[start Provided material]
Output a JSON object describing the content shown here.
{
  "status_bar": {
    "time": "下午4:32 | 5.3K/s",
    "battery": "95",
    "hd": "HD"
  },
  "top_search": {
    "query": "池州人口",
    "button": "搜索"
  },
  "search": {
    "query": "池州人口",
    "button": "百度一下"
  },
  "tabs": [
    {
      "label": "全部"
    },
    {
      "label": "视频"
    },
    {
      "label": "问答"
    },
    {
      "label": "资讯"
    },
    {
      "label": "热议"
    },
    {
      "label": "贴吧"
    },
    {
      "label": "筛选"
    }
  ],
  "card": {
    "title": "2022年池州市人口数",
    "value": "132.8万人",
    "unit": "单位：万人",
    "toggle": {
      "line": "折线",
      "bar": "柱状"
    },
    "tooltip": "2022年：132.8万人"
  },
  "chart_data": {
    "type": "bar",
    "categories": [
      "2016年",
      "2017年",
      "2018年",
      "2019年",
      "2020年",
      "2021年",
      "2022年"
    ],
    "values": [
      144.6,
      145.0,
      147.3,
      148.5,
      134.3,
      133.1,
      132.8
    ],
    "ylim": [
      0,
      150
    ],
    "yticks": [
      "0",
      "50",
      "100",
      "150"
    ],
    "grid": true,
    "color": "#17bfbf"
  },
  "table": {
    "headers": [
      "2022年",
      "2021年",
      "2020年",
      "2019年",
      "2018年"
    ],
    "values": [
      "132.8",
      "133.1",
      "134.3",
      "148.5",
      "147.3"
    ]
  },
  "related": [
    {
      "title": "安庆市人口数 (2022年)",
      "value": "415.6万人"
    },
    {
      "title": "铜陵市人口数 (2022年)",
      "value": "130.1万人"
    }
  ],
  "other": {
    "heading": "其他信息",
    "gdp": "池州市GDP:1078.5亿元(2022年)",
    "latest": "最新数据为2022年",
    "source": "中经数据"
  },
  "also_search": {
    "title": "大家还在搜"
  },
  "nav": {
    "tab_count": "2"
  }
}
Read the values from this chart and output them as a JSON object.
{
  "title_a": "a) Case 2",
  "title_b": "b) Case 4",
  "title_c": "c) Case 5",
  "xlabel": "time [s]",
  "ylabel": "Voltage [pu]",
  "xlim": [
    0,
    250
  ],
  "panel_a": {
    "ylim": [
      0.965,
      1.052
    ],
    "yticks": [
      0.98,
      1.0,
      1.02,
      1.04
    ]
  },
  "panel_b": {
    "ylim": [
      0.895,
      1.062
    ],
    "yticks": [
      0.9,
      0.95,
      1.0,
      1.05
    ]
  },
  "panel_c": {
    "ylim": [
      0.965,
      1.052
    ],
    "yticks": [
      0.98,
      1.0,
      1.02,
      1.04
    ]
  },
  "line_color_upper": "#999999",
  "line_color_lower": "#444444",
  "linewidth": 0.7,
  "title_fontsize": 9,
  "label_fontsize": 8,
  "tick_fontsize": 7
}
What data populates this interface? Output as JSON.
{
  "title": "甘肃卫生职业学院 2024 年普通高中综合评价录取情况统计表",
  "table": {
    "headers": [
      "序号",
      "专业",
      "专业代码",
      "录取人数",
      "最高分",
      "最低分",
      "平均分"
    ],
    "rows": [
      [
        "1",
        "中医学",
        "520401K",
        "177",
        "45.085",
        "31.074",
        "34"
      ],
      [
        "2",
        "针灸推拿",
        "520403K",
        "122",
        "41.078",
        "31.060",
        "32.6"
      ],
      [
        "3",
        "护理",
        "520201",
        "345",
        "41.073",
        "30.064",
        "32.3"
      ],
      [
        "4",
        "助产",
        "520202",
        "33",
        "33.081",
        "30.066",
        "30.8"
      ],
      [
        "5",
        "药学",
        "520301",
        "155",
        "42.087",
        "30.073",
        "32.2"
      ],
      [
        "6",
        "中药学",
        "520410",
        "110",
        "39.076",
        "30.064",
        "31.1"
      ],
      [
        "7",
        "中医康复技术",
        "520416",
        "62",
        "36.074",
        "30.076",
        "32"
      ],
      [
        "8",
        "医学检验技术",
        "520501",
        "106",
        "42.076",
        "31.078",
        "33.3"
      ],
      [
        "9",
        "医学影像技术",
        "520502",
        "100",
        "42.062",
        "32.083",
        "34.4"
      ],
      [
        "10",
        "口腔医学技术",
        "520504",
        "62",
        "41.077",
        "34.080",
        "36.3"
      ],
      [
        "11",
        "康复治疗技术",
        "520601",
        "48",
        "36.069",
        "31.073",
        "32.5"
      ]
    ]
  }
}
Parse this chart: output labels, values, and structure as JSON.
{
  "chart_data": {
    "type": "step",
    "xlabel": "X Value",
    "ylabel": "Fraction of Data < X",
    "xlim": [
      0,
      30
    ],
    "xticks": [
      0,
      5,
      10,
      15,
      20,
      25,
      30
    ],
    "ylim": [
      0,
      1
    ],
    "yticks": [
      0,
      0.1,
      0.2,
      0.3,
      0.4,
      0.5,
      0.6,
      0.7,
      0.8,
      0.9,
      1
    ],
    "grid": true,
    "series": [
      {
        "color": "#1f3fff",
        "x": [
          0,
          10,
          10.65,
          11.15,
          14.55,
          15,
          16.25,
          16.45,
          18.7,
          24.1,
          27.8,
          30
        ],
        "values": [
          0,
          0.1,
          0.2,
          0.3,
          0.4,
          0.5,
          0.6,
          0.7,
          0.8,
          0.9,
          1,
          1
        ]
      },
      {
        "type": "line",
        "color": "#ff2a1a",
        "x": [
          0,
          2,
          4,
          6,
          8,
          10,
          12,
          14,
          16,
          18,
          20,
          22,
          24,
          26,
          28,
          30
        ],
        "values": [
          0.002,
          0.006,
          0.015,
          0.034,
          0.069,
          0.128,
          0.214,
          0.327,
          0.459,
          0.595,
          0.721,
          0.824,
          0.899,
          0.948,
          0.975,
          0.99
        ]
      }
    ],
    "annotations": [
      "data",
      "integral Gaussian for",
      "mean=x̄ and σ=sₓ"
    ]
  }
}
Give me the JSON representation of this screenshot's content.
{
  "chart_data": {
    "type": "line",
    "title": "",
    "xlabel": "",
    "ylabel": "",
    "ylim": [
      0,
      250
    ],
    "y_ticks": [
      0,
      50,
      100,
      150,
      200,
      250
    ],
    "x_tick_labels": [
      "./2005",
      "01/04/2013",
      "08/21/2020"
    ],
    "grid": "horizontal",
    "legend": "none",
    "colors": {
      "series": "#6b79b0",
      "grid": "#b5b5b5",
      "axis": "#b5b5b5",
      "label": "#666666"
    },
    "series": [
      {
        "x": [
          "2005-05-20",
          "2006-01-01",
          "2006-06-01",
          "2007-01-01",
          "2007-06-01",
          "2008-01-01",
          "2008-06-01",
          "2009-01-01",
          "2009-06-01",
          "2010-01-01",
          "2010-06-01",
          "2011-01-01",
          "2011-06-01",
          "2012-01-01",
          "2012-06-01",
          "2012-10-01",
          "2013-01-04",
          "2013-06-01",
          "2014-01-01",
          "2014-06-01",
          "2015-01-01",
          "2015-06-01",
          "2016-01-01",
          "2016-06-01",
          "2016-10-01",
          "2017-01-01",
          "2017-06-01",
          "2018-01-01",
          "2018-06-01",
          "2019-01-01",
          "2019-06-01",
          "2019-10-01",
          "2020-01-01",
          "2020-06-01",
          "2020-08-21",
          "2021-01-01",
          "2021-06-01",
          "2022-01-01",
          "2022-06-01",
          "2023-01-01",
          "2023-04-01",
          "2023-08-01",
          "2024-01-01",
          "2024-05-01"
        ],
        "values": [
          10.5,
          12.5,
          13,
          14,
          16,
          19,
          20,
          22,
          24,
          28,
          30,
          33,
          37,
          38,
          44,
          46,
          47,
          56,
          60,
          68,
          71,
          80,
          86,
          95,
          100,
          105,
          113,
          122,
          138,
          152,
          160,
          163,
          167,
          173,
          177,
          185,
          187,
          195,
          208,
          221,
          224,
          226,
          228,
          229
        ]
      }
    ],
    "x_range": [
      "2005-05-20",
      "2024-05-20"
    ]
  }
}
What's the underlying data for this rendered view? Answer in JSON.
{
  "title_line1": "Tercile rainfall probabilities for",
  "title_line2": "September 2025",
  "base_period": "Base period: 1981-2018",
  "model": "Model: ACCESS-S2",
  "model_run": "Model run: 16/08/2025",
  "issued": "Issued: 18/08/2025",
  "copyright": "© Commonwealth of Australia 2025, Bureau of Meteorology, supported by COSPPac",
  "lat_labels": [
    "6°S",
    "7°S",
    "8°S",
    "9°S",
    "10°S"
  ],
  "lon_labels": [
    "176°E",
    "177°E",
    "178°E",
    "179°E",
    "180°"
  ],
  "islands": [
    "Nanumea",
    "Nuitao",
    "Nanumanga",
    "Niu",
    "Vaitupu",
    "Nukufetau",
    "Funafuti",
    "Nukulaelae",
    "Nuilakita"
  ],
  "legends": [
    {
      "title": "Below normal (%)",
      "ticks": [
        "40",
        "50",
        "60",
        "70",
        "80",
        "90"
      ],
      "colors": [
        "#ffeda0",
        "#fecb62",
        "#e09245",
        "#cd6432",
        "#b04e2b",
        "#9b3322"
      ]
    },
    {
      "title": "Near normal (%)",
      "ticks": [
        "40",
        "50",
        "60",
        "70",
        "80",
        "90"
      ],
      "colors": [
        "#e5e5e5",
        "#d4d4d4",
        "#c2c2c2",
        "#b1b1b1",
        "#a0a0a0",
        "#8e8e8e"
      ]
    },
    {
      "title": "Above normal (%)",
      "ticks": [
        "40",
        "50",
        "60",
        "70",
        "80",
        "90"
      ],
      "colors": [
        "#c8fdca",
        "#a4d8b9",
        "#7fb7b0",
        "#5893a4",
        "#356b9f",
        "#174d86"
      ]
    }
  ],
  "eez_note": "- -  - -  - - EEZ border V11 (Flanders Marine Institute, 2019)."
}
[end Provided material]
What needs to be done
Say how many lines contain "content", and give nothing but that number.

Right answer
2